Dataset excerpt
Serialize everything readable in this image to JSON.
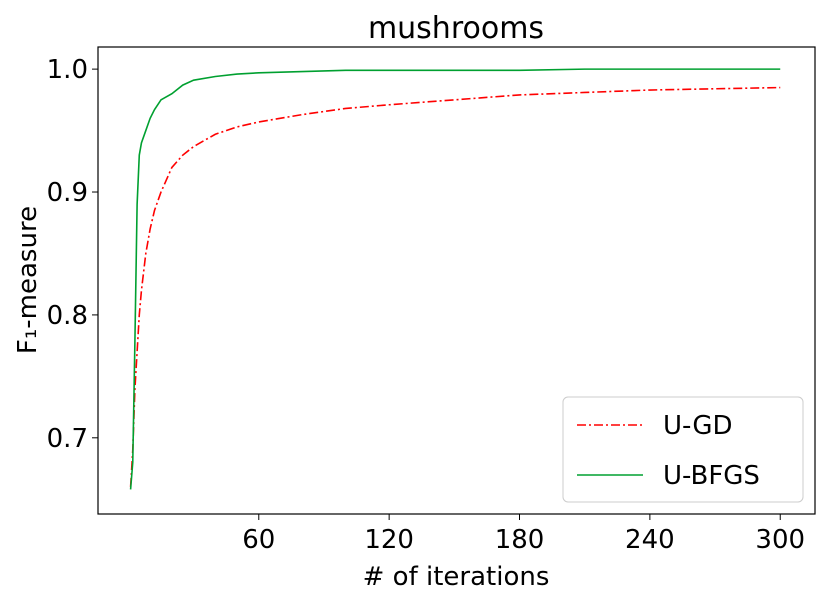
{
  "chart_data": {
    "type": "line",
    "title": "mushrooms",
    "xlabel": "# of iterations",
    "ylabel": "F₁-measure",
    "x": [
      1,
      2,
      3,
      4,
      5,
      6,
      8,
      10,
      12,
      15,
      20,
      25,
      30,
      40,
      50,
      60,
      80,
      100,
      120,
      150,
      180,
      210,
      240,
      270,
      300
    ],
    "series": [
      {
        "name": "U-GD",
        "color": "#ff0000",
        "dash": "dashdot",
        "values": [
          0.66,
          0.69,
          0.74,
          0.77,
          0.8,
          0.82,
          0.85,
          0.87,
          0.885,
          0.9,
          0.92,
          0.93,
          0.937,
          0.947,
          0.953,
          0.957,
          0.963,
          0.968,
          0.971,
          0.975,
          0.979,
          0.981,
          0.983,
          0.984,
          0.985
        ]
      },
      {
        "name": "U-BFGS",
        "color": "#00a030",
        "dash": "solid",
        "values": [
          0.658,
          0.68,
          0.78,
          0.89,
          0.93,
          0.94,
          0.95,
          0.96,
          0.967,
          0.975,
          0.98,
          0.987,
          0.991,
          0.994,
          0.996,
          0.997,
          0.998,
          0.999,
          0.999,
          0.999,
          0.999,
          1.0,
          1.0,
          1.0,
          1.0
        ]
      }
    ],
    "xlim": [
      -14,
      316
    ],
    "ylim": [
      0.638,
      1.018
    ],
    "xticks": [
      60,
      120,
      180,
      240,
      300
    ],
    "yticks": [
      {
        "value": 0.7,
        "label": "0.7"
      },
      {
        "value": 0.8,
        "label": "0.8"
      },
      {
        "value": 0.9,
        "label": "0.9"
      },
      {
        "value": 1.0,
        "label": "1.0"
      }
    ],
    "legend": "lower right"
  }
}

— WORK TO COMPLETE —
Nothing but the pictures may be dropped; output the records above exactly.

— RESULT FOR THIS TASK —
Serialize everything readable in this image to JSON.
{
  "chart_data": {
    "type": "line",
    "title": "mushrooms",
    "xlabel": "# of iterations",
    "ylabel": "F₁-measure",
    "x": [
      1,
      2,
      3,
      4,
      5,
      6,
      8,
      10,
      12,
      15,
      20,
      25,
      30,
      40,
      50,
      60,
      80,
      100,
      120,
      150,
      180,
      210,
      240,
      270,
      300
    ],
    "series": [
      {
        "name": "U-GD",
        "color": "#ff0000",
        "dash": "dashdot",
        "values": [
          0.66,
          0.69,
          0.74,
          0.77,
          0.8,
          0.82,
          0.85,
          0.87,
          0.885,
          0.9,
          0.92,
          0.93,
          0.937,
          0.947,
          0.953,
          0.957,
          0.963,
          0.968,
          0.971,
          0.975,
          0.979,
          0.981,
          0.983,
          0.984,
          0.985
        ]
      },
      {
        "name": "U-BFGS",
        "color": "#00a030",
        "dash": "solid",
        "values": [
          0.658,
          0.68,
          0.78,
          0.89,
          0.93,
          0.94,
          0.95,
          0.96,
          0.967,
          0.975,
          0.98,
          0.987,
          0.991,
          0.994,
          0.996,
          0.997,
          0.998,
          0.999,
          0.999,
          0.999,
          0.999,
          1.0,
          1.0,
          1.0,
          1.0
        ]
      }
    ],
    "xlim": [
      -14,
      316
    ],
    "ylim": [
      0.638,
      1.018
    ],
    "xticks": [
      60,
      120,
      180,
      240,
      300
    ],
    "yticks": [
      {
        "value": 0.7,
        "label": "0.7"
      },
      {
        "value": 0.8,
        "label": "0.8"
      },
      {
        "value": 0.9,
        "label": "0.9"
      },
      {
        "value": 1.0,
        "label": "1.0"
      }
    ],
    "legend": "lower right"
  }
}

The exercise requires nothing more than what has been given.